Extracted data entries:
•••••
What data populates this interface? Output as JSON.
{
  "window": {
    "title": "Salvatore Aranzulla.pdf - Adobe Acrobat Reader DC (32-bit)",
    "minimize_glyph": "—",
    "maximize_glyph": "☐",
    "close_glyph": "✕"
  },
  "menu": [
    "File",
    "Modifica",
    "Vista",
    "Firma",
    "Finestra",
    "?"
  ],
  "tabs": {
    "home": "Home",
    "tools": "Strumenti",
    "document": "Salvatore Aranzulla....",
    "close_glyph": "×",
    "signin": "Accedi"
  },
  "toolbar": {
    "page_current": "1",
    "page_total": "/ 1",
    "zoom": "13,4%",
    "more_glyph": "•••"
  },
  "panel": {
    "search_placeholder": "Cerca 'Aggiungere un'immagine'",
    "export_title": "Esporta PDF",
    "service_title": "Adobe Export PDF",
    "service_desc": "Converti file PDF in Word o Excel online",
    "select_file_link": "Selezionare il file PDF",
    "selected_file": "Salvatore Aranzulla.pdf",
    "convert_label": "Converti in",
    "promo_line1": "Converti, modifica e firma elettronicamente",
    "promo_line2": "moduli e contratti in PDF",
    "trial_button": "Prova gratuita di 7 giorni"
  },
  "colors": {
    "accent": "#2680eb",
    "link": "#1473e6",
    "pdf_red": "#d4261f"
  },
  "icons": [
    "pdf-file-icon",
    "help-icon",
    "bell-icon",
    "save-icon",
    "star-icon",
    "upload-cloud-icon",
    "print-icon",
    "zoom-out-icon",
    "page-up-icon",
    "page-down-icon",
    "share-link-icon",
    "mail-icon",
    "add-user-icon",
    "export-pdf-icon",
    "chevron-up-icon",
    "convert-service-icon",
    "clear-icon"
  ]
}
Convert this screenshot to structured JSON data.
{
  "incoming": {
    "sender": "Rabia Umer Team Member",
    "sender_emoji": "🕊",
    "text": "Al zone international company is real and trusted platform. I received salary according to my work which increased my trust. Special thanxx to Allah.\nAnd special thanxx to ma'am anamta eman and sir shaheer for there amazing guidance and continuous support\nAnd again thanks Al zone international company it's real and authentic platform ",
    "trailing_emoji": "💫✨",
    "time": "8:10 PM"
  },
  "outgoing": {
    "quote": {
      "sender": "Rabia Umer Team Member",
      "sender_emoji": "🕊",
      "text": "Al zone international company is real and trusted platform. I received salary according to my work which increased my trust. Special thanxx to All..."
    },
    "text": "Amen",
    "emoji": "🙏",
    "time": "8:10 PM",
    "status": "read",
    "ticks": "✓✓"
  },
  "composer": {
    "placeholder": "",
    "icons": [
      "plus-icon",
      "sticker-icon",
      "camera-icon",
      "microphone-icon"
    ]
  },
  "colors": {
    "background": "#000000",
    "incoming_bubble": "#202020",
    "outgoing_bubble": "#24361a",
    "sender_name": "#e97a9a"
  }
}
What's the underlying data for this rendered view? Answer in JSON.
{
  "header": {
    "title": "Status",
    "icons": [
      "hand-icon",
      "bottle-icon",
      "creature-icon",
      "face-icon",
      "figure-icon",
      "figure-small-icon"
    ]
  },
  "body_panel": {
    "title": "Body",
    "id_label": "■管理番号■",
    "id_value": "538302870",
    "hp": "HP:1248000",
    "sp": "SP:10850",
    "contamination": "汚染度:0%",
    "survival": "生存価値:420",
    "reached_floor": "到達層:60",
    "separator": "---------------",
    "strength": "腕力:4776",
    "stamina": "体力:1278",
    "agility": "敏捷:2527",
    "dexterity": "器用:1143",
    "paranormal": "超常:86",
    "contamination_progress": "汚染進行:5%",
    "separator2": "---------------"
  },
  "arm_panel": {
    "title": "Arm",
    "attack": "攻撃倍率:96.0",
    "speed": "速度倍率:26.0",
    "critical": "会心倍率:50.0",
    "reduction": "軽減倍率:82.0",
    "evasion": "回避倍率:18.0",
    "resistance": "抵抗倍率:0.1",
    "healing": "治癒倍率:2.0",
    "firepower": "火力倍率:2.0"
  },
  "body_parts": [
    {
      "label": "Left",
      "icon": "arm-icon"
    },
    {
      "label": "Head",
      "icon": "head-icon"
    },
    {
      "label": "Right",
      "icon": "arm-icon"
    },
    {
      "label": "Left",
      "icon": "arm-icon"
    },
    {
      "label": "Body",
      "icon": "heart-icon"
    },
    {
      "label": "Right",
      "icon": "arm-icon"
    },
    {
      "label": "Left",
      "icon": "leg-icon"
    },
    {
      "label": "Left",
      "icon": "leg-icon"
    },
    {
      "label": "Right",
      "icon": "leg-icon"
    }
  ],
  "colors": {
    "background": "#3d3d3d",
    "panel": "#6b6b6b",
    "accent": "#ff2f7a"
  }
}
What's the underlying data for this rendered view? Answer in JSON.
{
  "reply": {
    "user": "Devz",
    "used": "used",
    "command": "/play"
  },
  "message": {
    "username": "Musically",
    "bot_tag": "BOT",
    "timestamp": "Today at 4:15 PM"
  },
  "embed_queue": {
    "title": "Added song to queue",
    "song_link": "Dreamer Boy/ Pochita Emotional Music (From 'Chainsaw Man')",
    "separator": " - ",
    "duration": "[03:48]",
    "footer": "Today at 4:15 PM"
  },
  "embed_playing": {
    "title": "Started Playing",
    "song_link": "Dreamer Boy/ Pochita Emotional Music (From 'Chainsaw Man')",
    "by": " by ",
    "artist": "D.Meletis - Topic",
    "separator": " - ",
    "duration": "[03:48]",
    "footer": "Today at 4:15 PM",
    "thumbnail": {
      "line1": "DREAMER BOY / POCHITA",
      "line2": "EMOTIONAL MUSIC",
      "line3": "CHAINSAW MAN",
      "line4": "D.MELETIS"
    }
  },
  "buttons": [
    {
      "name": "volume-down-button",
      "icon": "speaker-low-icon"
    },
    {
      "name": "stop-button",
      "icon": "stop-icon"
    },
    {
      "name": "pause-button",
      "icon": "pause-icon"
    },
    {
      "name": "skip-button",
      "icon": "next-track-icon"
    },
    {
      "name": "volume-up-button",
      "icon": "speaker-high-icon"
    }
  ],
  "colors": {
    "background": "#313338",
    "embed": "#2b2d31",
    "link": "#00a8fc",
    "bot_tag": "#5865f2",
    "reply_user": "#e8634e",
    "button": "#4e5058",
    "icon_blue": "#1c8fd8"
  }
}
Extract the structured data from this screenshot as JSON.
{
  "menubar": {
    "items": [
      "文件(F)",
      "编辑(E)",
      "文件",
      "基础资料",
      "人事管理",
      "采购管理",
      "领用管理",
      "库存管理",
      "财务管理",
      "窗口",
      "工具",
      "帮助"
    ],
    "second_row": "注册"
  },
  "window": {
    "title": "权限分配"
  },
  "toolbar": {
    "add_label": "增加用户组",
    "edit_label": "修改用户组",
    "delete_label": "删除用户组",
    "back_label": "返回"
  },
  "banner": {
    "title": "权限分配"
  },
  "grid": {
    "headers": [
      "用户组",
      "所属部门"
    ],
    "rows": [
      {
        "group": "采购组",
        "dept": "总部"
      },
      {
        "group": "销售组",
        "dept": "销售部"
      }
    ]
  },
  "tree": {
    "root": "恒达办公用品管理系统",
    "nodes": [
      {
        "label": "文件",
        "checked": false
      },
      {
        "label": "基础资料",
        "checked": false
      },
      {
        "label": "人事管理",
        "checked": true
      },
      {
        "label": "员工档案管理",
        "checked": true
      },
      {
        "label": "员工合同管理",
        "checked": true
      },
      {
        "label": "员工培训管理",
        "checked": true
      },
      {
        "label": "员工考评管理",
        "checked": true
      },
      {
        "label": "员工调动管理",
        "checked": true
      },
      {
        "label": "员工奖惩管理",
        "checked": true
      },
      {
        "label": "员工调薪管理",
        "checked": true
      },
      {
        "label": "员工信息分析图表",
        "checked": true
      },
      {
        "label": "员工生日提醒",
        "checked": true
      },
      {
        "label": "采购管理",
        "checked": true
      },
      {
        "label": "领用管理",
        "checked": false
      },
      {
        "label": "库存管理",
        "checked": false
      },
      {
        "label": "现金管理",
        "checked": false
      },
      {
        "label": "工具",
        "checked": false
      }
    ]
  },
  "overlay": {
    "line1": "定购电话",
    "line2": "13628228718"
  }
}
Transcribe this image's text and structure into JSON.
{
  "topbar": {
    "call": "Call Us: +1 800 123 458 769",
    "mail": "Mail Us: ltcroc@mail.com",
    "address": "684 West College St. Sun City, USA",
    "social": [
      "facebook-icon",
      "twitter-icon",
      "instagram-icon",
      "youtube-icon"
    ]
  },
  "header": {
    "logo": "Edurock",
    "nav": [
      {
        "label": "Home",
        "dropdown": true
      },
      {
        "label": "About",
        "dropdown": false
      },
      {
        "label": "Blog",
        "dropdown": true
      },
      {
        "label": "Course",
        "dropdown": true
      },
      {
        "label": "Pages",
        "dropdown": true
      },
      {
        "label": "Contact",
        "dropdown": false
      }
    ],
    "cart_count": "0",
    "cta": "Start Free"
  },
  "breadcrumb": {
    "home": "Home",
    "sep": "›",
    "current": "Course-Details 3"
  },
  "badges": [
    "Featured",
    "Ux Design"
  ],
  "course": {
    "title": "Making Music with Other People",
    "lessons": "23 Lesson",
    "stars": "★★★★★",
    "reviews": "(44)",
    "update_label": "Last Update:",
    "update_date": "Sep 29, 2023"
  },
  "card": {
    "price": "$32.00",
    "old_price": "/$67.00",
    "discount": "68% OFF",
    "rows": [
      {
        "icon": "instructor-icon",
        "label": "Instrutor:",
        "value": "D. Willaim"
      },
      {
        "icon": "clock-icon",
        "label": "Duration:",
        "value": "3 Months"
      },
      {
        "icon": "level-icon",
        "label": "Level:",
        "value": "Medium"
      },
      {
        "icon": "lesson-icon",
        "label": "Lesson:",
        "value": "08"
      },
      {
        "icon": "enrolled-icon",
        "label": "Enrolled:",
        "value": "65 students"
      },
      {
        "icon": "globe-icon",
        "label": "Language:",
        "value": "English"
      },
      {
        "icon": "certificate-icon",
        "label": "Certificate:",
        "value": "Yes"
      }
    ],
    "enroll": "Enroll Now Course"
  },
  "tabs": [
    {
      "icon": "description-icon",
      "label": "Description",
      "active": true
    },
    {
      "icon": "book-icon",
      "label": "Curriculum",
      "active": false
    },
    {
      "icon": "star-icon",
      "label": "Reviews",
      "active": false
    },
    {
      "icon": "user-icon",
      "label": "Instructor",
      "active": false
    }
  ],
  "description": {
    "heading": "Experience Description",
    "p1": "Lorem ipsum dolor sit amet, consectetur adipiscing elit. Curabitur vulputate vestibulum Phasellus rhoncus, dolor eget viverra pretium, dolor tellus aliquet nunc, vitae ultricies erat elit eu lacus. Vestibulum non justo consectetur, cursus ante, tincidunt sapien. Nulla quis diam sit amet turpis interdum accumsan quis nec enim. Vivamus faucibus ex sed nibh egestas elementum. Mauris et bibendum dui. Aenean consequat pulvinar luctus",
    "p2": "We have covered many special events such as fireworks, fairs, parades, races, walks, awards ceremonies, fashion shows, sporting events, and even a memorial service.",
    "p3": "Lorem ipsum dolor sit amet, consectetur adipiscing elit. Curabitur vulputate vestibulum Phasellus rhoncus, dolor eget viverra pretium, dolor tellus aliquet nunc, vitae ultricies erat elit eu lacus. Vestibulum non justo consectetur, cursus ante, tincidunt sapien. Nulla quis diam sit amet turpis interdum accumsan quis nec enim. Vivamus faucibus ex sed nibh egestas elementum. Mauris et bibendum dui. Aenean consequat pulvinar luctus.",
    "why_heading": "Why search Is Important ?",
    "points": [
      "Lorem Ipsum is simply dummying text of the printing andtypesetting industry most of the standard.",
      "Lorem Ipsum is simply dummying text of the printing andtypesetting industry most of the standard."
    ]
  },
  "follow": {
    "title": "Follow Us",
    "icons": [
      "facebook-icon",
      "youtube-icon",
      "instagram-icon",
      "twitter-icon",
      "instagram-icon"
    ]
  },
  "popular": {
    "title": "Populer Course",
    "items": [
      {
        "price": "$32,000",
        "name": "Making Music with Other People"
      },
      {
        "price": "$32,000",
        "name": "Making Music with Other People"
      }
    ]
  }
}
•••••
◆ Exercise task
Check each line above for "Today" and return the ones that have it.

◆ Result of the task
    "timestamp": "Today at 4:15 PM"
    "footer": "Today at 4:15 PM"
    "footer": "Today at 4:15 PM",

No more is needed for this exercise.